DATASET EXCERPTS
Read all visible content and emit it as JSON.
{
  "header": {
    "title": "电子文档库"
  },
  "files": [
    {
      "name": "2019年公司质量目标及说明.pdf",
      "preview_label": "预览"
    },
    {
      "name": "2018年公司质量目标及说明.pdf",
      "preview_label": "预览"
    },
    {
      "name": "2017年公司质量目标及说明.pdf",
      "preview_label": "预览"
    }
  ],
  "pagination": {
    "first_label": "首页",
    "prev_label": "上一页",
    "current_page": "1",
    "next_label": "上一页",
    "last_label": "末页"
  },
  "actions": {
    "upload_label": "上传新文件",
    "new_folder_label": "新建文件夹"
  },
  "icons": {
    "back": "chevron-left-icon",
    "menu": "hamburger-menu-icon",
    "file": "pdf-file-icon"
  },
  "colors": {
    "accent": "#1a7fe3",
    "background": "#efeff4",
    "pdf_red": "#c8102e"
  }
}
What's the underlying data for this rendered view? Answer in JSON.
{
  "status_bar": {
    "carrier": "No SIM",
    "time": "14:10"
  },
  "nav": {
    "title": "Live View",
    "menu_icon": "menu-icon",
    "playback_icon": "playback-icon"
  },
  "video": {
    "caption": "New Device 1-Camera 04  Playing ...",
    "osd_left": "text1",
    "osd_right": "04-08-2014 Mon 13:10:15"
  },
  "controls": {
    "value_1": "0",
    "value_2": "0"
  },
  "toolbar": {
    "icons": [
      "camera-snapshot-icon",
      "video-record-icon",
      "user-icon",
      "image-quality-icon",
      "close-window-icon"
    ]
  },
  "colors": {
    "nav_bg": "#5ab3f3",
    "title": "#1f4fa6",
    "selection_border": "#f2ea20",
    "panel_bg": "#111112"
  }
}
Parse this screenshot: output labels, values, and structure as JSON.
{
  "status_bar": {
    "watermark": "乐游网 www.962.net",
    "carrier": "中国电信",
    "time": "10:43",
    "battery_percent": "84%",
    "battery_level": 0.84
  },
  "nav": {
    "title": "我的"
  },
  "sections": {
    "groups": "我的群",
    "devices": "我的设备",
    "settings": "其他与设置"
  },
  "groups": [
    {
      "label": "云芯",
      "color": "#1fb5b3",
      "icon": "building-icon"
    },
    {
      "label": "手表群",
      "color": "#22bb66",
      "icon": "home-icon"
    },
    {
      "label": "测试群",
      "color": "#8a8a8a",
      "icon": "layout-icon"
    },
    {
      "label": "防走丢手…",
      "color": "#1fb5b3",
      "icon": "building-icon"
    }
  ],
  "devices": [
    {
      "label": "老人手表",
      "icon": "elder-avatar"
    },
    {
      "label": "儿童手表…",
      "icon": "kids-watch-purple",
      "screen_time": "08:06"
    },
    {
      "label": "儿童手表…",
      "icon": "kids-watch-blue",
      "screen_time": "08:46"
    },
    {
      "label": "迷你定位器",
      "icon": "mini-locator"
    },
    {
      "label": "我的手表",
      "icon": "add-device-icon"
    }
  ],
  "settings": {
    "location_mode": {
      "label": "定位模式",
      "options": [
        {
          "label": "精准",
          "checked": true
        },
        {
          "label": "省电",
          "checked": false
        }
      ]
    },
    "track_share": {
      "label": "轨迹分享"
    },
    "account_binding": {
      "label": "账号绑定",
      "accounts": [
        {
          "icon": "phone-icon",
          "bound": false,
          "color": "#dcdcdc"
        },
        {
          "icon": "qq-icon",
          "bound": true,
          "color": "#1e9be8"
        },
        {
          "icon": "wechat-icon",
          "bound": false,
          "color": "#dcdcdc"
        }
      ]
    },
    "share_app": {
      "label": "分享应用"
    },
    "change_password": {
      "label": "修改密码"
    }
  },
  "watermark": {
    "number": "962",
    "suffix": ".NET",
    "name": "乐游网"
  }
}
...
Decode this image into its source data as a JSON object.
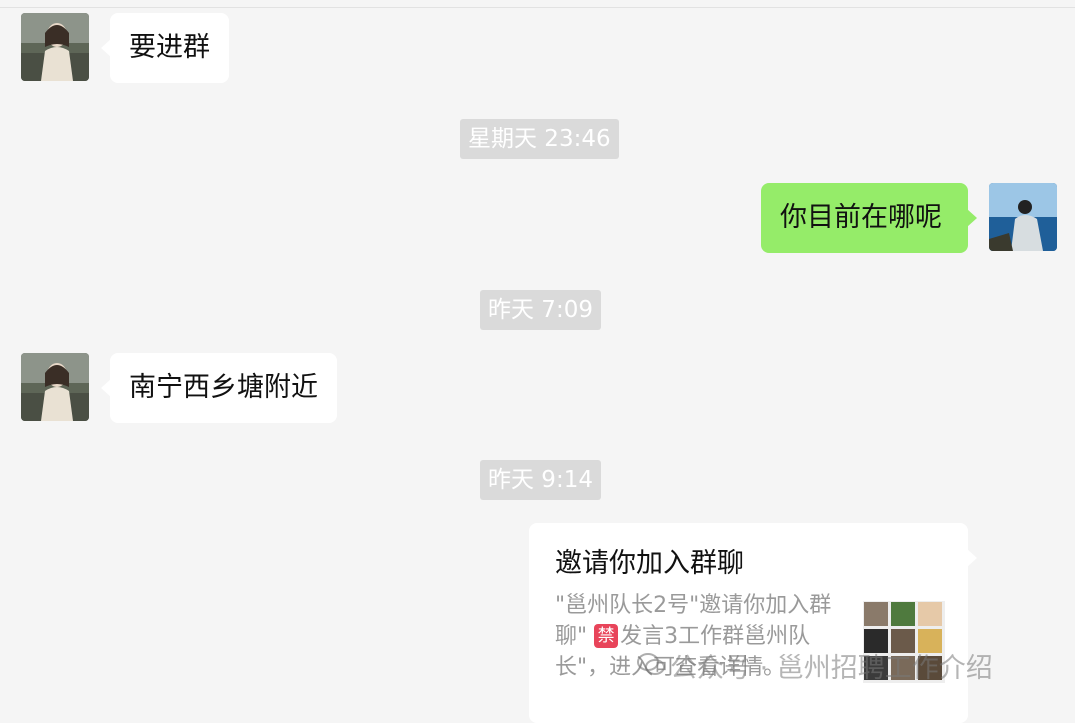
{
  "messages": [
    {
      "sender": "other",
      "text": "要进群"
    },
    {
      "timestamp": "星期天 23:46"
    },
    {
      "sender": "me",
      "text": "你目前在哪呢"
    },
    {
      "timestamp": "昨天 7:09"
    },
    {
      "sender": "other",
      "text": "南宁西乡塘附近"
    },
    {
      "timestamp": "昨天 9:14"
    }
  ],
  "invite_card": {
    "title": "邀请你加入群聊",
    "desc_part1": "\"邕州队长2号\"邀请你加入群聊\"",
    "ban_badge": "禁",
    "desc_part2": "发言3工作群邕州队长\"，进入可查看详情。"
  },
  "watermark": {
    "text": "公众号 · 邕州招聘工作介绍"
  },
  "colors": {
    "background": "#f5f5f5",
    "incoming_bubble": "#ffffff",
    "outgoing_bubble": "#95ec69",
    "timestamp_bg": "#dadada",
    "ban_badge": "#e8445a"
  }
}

WHAT YOU ARE ASKED TO DO
Find every line that has "kids" in it, then return those lines.

WRITTEN RESPONSE
      "icon": "kids-watch-purple",
      "icon": "kids-watch-blue",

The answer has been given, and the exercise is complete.